### What you will do
Arrange every line of the data below as a numbered list, leaving out any blank lines.

### Input for this task
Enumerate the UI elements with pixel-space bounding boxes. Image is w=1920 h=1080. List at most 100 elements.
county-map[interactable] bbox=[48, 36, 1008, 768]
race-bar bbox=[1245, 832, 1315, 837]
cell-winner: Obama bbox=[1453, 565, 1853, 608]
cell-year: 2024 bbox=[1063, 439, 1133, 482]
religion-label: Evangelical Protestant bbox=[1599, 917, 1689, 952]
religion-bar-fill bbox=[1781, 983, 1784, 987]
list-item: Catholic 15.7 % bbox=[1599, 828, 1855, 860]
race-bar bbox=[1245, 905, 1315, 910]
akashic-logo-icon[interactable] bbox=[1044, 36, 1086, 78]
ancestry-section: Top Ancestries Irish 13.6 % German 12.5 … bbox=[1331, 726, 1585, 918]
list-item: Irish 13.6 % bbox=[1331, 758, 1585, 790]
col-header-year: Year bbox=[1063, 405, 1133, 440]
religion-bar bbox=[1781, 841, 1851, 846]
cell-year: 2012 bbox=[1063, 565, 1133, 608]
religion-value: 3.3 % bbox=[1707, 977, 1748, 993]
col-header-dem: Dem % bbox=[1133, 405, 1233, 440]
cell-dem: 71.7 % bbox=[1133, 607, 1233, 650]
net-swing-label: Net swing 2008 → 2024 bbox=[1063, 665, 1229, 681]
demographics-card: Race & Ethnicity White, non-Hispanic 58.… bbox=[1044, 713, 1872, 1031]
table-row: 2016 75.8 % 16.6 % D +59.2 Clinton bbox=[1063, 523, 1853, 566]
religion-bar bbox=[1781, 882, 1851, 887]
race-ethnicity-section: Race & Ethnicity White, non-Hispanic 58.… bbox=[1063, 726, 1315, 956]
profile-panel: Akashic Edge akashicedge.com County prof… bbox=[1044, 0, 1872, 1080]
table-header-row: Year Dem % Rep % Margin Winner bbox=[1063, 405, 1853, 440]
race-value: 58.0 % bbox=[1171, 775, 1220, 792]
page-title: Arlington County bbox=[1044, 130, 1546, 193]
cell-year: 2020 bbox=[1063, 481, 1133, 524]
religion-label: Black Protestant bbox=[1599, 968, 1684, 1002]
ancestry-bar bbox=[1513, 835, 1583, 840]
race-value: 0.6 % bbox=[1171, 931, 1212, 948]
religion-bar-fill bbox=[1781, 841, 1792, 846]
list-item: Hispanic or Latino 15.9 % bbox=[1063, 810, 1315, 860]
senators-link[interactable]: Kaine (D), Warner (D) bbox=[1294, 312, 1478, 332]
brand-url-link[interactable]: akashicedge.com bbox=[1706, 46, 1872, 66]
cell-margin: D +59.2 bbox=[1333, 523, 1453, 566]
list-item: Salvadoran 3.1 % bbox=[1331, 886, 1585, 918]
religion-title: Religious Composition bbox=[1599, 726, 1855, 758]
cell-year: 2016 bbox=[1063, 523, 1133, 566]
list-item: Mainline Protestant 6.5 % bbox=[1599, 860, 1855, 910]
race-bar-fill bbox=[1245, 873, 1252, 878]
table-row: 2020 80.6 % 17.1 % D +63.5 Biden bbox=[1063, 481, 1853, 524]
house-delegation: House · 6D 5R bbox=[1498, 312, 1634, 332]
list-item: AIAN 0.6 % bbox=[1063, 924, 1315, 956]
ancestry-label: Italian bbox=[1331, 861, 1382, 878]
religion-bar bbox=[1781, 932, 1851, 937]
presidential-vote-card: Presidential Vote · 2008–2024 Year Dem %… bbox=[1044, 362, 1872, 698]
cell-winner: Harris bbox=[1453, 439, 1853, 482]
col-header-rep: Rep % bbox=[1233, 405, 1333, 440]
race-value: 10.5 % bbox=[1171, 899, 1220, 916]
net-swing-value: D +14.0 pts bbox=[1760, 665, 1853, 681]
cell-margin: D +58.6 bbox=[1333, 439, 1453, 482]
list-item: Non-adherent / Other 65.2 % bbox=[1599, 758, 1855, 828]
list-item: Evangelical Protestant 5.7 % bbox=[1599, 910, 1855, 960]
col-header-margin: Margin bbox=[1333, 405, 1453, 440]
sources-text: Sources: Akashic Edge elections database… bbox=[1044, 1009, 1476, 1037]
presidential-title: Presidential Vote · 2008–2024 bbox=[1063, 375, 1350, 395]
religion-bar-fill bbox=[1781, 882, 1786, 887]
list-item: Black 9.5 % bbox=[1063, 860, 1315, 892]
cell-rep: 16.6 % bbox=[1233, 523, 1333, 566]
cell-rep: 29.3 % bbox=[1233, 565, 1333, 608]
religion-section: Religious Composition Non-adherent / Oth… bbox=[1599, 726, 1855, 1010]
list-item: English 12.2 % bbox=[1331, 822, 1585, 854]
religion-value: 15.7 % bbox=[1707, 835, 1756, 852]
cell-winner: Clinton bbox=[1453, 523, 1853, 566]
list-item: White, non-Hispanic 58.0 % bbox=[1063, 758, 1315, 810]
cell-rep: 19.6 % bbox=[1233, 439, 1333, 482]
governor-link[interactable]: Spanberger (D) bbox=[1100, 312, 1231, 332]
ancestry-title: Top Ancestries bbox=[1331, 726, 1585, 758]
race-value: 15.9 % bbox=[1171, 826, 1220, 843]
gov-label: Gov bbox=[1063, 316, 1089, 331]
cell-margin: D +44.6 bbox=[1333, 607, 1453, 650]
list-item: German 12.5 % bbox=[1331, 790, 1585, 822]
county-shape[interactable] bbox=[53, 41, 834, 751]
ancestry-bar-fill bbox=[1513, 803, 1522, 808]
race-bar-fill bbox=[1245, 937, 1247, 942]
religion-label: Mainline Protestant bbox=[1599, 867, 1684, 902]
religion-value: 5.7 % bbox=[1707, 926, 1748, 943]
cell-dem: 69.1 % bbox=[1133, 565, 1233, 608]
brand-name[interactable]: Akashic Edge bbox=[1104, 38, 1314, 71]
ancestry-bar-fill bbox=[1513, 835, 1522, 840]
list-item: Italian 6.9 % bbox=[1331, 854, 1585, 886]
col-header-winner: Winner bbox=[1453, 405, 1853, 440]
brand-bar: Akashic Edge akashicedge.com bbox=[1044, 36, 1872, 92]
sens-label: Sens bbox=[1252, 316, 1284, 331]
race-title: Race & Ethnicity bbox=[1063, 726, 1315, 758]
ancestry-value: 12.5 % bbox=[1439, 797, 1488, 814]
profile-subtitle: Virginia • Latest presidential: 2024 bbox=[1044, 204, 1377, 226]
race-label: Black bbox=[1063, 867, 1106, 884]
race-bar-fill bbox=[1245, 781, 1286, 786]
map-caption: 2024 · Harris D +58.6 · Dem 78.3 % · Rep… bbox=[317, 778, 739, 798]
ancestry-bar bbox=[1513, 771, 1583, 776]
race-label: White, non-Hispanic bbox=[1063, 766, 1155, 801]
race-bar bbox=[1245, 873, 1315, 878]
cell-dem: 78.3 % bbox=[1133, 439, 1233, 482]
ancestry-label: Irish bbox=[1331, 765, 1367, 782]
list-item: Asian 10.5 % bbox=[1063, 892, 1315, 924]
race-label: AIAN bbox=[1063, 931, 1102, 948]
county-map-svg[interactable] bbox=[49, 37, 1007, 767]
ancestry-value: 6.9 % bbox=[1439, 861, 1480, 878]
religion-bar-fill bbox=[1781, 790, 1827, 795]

### Task result
1. Enumerate the UI elements with pixel-space bounding boxes. Image is w=1920 h=1080. List at most 100 elements.
2. county-map[interactable] bbox=[48, 36, 1008, 768]
3. race-bar bbox=[1245, 832, 1315, 837]
4. cell-winner: Obama bbox=[1453, 565, 1853, 608]
5. cell-year: 2024 bbox=[1063, 439, 1133, 482]
6. religion-label: Evangelical Protestant bbox=[1599, 917, 1689, 952]
7. religion-bar-fill bbox=[1781, 983, 1784, 987]
8. list-item: Catholic 15.7 % bbox=[1599, 828, 1855, 860]
9. race-bar bbox=[1245, 905, 1315, 910]
10. akashic-logo-icon[interactable] bbox=[1044, 36, 1086, 78]
11. ancestry-section: Top Ancestries Irish 13.6 % German 12.5 … bbox=[1331, 726, 1585, 918]
12. list-item: Irish 13.6 % bbox=[1331, 758, 1585, 790]
13. col-header-year: Year bbox=[1063, 405, 1133, 440]
14. religion-bar bbox=[1781, 841, 1851, 846]
15. cell-year: 2012 bbox=[1063, 565, 1133, 608]
16. religion-value: 3.3 % bbox=[1707, 977, 1748, 993]
17. col-header-dem: Dem % bbox=[1133, 405, 1233, 440]
18. cell-dem: 71.7 % bbox=[1133, 607, 1233, 650]
19. net-swing-label: Net swing 2008 → 2024 bbox=[1063, 665, 1229, 681]
20. demographics-card: Race & Ethnicity White, non-Hispanic 58.… bbox=[1044, 713, 1872, 1031]
21. table-row: 2016 75.8 % 16.6 % D +59.2 Clinton bbox=[1063, 523, 1853, 566]
22. religion-bar bbox=[1781, 882, 1851, 887]
23. race-ethnicity-section: Race & Ethnicity White, non-Hispanic 58.… bbox=[1063, 726, 1315, 956]
24. profile-panel: Akashic Edge akashicedge.com County prof… bbox=[1044, 0, 1872, 1080]
25. table-header-row: Year Dem % Rep % Margin Winner bbox=[1063, 405, 1853, 440]
26. race-value: 58.0 % bbox=[1171, 775, 1220, 792]
27. page-title: Arlington County bbox=[1044, 130, 1546, 193]
28. cell-year: 2020 bbox=[1063, 481, 1133, 524]
29. religion-label: Black Protestant bbox=[1599, 968, 1684, 1002]
30. ancestry-bar bbox=[1513, 835, 1583, 840]
31. race-value: 0.6 % bbox=[1171, 931, 1212, 948]
32. religion-bar-fill bbox=[1781, 841, 1792, 846]
33. list-item: Hispanic or Latino 15.9 % bbox=[1063, 810, 1315, 860]
34. senators-link[interactable]: Kaine (D), Warner (D) bbox=[1294, 312, 1478, 332]
35. brand-url-link[interactable]: akashicedge.com bbox=[1706, 46, 1872, 66]
36. cell-margin: D +59.2 bbox=[1333, 523, 1453, 566]
37. list-item: Salvadoran 3.1 % bbox=[1331, 886, 1585, 918]
38. religion-title: Religious Composition bbox=[1599, 726, 1855, 758]
39. cell-year: 2016 bbox=[1063, 523, 1133, 566]
40. list-item: Mainline Protestant 6.5 % bbox=[1599, 860, 1855, 910]
41. race-bar-fill bbox=[1245, 873, 1252, 878]
42. table-row: 2020 80.6 % 17.1 % D +63.5 Biden bbox=[1063, 481, 1853, 524]
43. house-delegation: House · 6D 5R bbox=[1498, 312, 1634, 332]
44. list-item: AIAN 0.6 % bbox=[1063, 924, 1315, 956]
45. ancestry-label: Italian bbox=[1331, 861, 1382, 878]
46. religion-bar bbox=[1781, 932, 1851, 937]
47. presidential-vote-card: Presidential Vote · 2008–2024 Year Dem %… bbox=[1044, 362, 1872, 698]
48. cell-winner: Harris bbox=[1453, 439, 1853, 482]
49. col-header-rep: Rep % bbox=[1233, 405, 1333, 440]
50. race-value: 10.5 % bbox=[1171, 899, 1220, 916]
51. net-swing-value: D +14.0 pts bbox=[1760, 665, 1853, 681]
52. cell-margin: D +58.6 bbox=[1333, 439, 1453, 482]
53. list-item: Non-adherent / Other 65.2 % bbox=[1599, 758, 1855, 828]
54. list-item: Evangelical Protestant 5.7 % bbox=[1599, 910, 1855, 960]
55. col-header-margin: Margin bbox=[1333, 405, 1453, 440]
56. sources-text: Sources: Akashic Edge elections database… bbox=[1044, 1009, 1476, 1037]
57. presidential-title: Presidential Vote · 2008–2024 bbox=[1063, 375, 1350, 395]
58. religion-bar-fill bbox=[1781, 882, 1786, 887]
59. list-item: Black 9.5 % bbox=[1063, 860, 1315, 892]
60. cell-rep: 16.6 % bbox=[1233, 523, 1333, 566]
61. cell-rep: 29.3 % bbox=[1233, 565, 1333, 608]
62. religion-section: Religious Composition Non-adherent / Oth… bbox=[1599, 726, 1855, 1010]
63. list-item: English 12.2 % bbox=[1331, 822, 1585, 854]
64. religion-value: 15.7 % bbox=[1707, 835, 1756, 852]
65. cell-winner: Clinton bbox=[1453, 523, 1853, 566]
66. list-item: White, non-Hispanic 58.0 % bbox=[1063, 758, 1315, 810]
67. cell-rep: 19.6 % bbox=[1233, 439, 1333, 482]
68. governor-link[interactable]: Spanberger (D) bbox=[1100, 312, 1231, 332]
69. ancestry-title: Top Ancestries bbox=[1331, 726, 1585, 758]
70. race-value: 15.9 % bbox=[1171, 826, 1220, 843]
71. gov-label: Gov bbox=[1063, 316, 1089, 331]
72. cell-margin: D +44.6 bbox=[1333, 607, 1453, 650]
73. list-item: German 12.5 % bbox=[1331, 790, 1585, 822]
74. county-shape[interactable] bbox=[53, 41, 834, 751]
75. ancestry-bar-fill bbox=[1513, 803, 1522, 808]
76. race-bar-fill bbox=[1245, 937, 1247, 942]
77. religion-label: Mainline Protestant bbox=[1599, 867, 1684, 902]
78. religion-value: 5.7 % bbox=[1707, 926, 1748, 943]
79. cell-dem: 69.1 % bbox=[1133, 565, 1233, 608]
80. brand-name[interactable]: Akashic Edge bbox=[1104, 38, 1314, 71]
81. ancestry-bar-fill bbox=[1513, 835, 1522, 840]
82. list-item: Italian 6.9 % bbox=[1331, 854, 1585, 886]
83. col-header-winner: Winner bbox=[1453, 405, 1853, 440]
84. brand-bar: Akashic Edge akashicedge.com bbox=[1044, 36, 1872, 92]
85. sens-label: Sens bbox=[1252, 316, 1284, 331]
86. race-title: Race & Ethnicity bbox=[1063, 726, 1315, 758]
87. ancestry-value: 12.5 % bbox=[1439, 797, 1488, 814]
88. profile-subtitle: Virginia • Latest presidential: 2024 bbox=[1044, 204, 1377, 226]
89. race-label: Black bbox=[1063, 867, 1106, 884]
90. race-bar-fill bbox=[1245, 781, 1286, 786]
91. map-caption: 2024 · Harris D +58.6 · Dem 78.3 % · Rep… bbox=[317, 778, 739, 798]
92. ancestry-bar bbox=[1513, 771, 1583, 776]
93. race-label: White, non-Hispanic bbox=[1063, 766, 1155, 801]
94. race-bar bbox=[1245, 873, 1315, 878]
95. cell-dem: 78.3 % bbox=[1133, 439, 1233, 482]
96. ancestry-label: Irish bbox=[1331, 765, 1367, 782]
97. list-item: Asian 10.5 % bbox=[1063, 892, 1315, 924]
98. race-label: AIAN bbox=[1063, 931, 1102, 948]
99. county-map-svg[interactable] bbox=[49, 37, 1007, 767]
100. ancestry-value: 6.9 % bbox=[1439, 861, 1480, 878]
101. religion-bar-fill bbox=[1781, 790, 1827, 795]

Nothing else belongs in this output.